Material for this task -
-- BEGIN --
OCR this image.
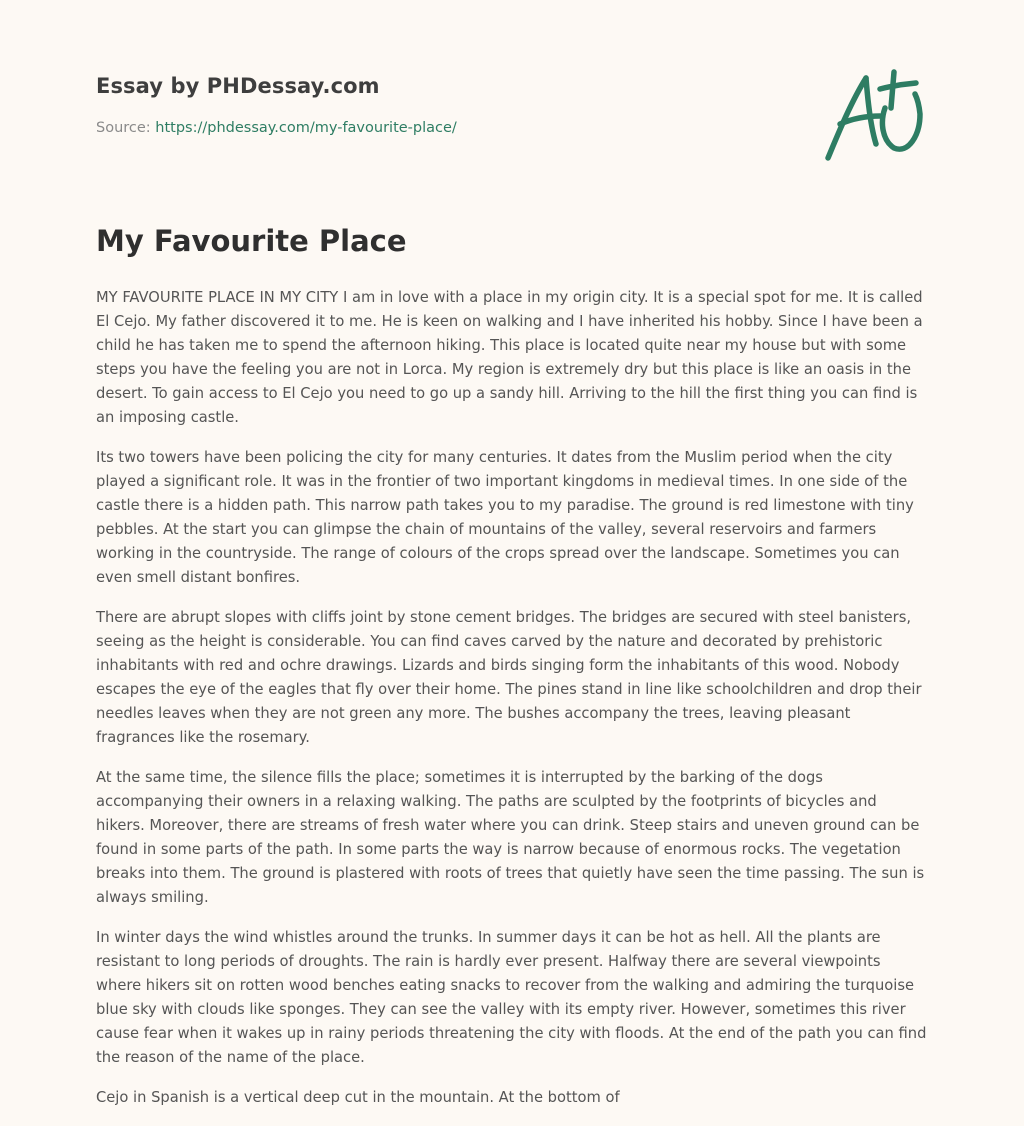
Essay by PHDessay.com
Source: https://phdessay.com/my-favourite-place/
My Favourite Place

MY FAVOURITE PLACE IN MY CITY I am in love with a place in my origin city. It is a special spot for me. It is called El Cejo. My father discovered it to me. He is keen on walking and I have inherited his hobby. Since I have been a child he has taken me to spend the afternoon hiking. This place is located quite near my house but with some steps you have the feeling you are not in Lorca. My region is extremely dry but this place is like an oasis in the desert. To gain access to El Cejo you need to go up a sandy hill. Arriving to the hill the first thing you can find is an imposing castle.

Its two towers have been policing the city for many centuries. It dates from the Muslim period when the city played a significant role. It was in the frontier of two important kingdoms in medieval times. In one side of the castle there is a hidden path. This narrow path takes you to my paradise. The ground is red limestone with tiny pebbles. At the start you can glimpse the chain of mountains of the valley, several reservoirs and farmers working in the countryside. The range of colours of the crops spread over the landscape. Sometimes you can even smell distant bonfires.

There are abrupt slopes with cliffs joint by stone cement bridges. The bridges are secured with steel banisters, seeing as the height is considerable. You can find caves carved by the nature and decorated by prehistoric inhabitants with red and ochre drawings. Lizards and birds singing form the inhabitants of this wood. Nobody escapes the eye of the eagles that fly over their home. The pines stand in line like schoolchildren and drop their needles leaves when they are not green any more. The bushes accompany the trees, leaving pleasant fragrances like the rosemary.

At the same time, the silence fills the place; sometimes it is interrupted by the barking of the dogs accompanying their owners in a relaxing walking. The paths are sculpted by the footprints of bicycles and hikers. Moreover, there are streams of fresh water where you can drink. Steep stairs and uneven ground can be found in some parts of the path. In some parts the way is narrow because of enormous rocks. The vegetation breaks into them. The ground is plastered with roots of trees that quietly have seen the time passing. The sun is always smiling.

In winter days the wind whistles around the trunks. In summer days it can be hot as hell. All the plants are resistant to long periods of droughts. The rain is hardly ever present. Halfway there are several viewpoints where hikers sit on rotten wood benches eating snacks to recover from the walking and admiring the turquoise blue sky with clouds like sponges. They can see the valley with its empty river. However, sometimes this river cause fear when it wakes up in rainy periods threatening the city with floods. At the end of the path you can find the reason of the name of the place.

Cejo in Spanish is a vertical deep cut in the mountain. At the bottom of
-- END --
Directions -
Gather from the records above every line containing the string "been".

Result of this task -
MY FAVOURITE PLACE IN MY CITY I am in love with a place in my origin city. It is a special spot for me. It is called El Cejo. My father discovered it to me. He is keen on walking and I have inherited his hobby. Since I have been a child he has taken me to spend the afternoon hiking. This place is located quite near my house but with some steps you have the feeling you are not in Lorca. My region is extremely dry but this place is like an oasis in the desert. To gain access to El Cejo you need to go up a sandy hill. Arriving to the hill the first thing you can find is an imposing castle.
Its two towers have been policing the city for many centuries. It dates from the Muslim period when the city played a significant role. It was in the frontier of two important kingdoms in medieval times. In one side of the castle there is a hidden path. This narrow path takes you to my paradise. The ground is red limestone with tiny pebbles. At the start you can glimpse the chain of mountains of the valley, several reservoirs and farmers working in the countryside. The range of colours of the crops spread over the landscape. Sometimes you can even smell distant bonfires.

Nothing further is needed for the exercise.